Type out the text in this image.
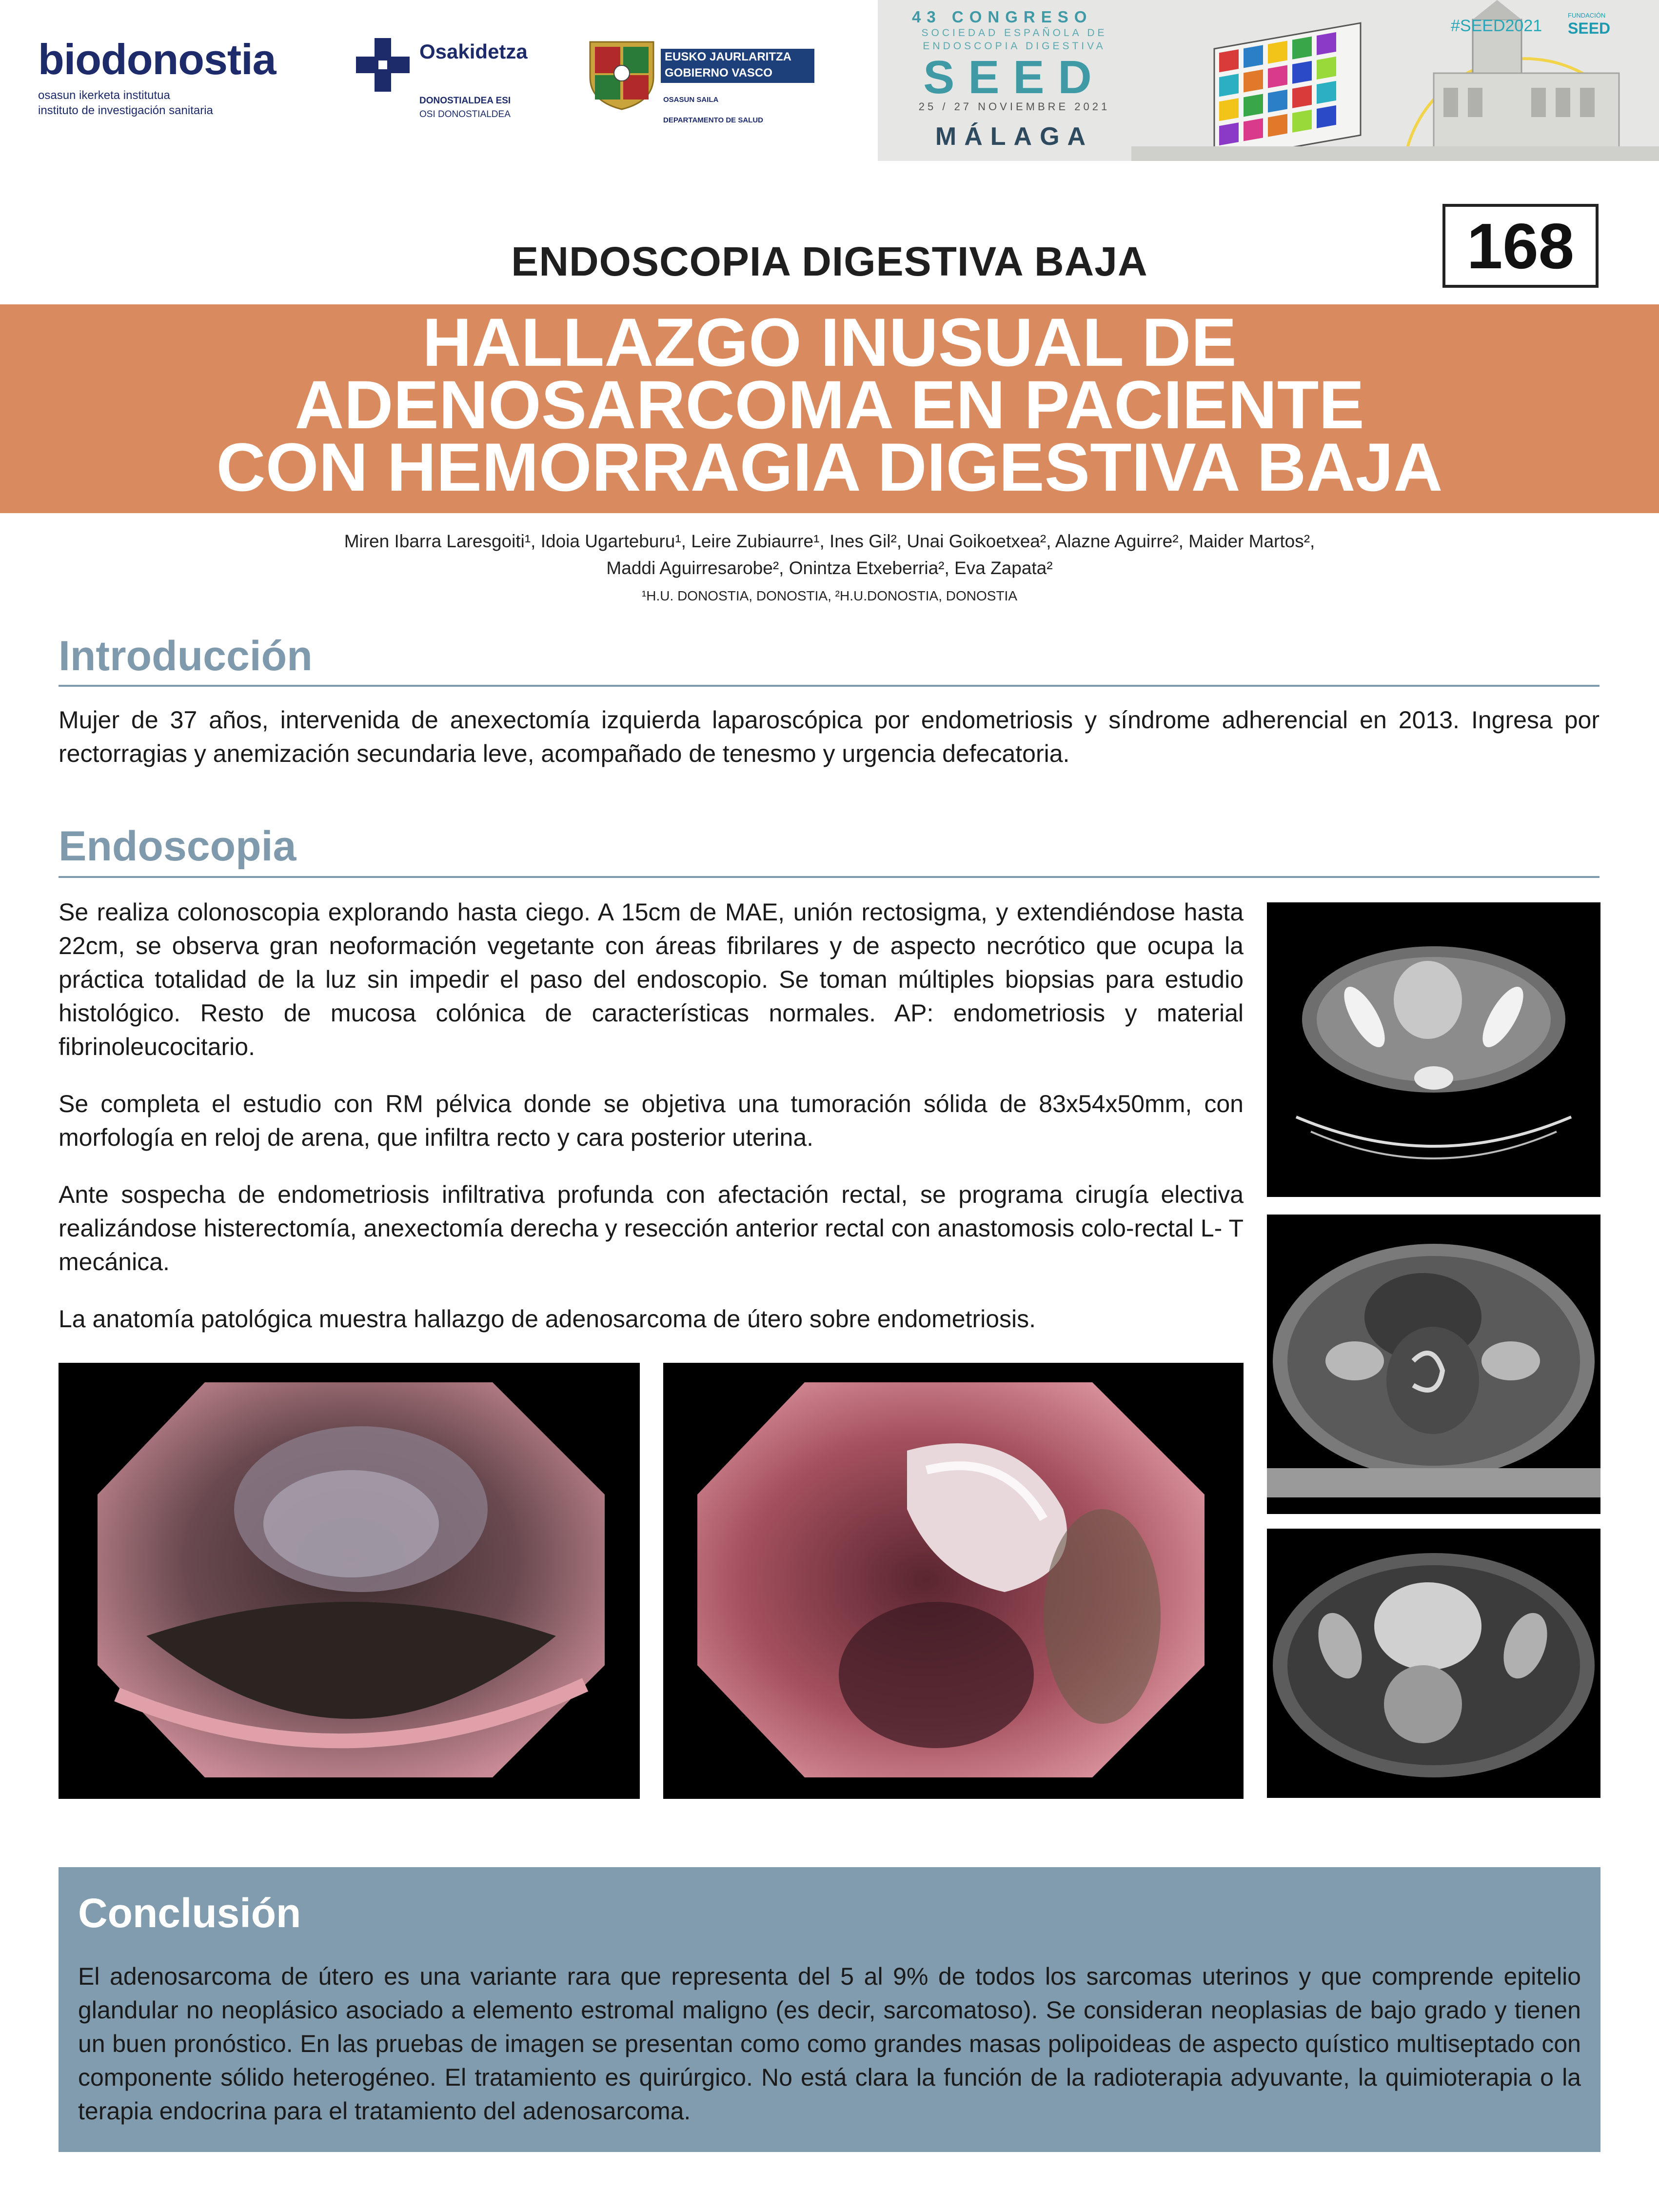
biodonostia
osasun ikerketa institutua
instituto de investigación sanitaria
Osakidetza
DONOSTIALDEA ESI
OSI DONOSTIALDEA
EUSKO JAURLARITZA
GOBIERNO VASCO
OSASUN SAILA
DEPARTAMENTO DE SALUD
43 CONGRESO
SOCIEDAD ESPAÑOLA DE ENDOSCOPIA DIGESTIVA
SEED
25 / 27 NOVIEMBRE 2021
MÁLAGA
#SEED2021
FUNDACIÓN
SEED
ENDOSCOPIA DIGESTIVA BAJA	168
HALLAZGO INUSUAL DE
ADENOSARCOMA EN PACIENTE
CON HEMORRAGIA DIGESTIVA BAJA
Miren Ibarra Laresgoiti¹, Idoia Ugarteburu¹, Leire Zubiaurre¹, Ines Gil², Unai Goikoetxea², Alazne Aguirre², Maider Martos²,
Maddi Aguirresarobe², Onintza Etxeberria², Eva Zapata²
¹H.U. DONOSTIA, DONOSTIA, ²H.U.DONOSTIA, DONOSTIA
Introducción
Mujer de 37 años, intervenida de anexectomía izquierda laparoscópica por endometriosis y síndrome adherencial en 2013. Ingresa por rectorragias y anemización secundaria leve, acompañado de tenesmo y urgencia defecatoria.
Endoscopia

Se realiza colonoscopia explorando hasta ciego. A 15cm de MAE, unión rectosigma, y extendiéndose hasta 22cm, se observa gran neoformación vegetante con áreas fibrilares y de aspecto necrótico que ocupa la práctica totalidad de la luz sin impedir el paso del endoscopio. Se toman múltiples biopsias para estudio histológico. Resto de mucosa colónica de características normales. AP: endometriosis y material fibrinoleucocitario.

Se completa el estudio con RM pélvica donde se objetiva una tumoración sólida de 83x54x50mm, con morfología en reloj de arena, que infiltra recto y cara posterior uterina.

Ante sospecha de endometriosis infiltrativa profunda con afectación rectal, se programa cirugía electiva realizándose histerectomía, anexectomía derecha y resección anterior rectal con anastomosis colo-rectal L- T mecánica.

La anatomía patológica muestra hallazgo de adenosarcoma de útero sobre endometriosis.

Conclusión
El adenosarcoma de útero es una variante rara que representa del 5 al 9% de todos los sarcomas uterinos y que comprende epitelio glandular no neoplásico asociado a elemento estromal maligno (es decir, sarcomatoso). Se consideran neoplasias de bajo grado y tienen un buen pronóstico. En las pruebas de imagen se presentan como como grandes masas polipoideas de aspecto quístico multiseptado con componente sólido heterogéneo. El tratamiento es quirúrgico. No está clara la función de la radioterapia adyuvante, la quimioterapia o la terapia endocrina para el tratamiento del adenosarcoma.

------------

Find the word "DIGESTIVA" in the records and pull out each line that has it.

SOCIEDAD ESPAÑOLA DE ENDOSCOPIA DIGESTIVA
ENDOSCOPIA DIGESTIVA BAJA	168
CON HEMORRAGIA DIGESTIVA BAJA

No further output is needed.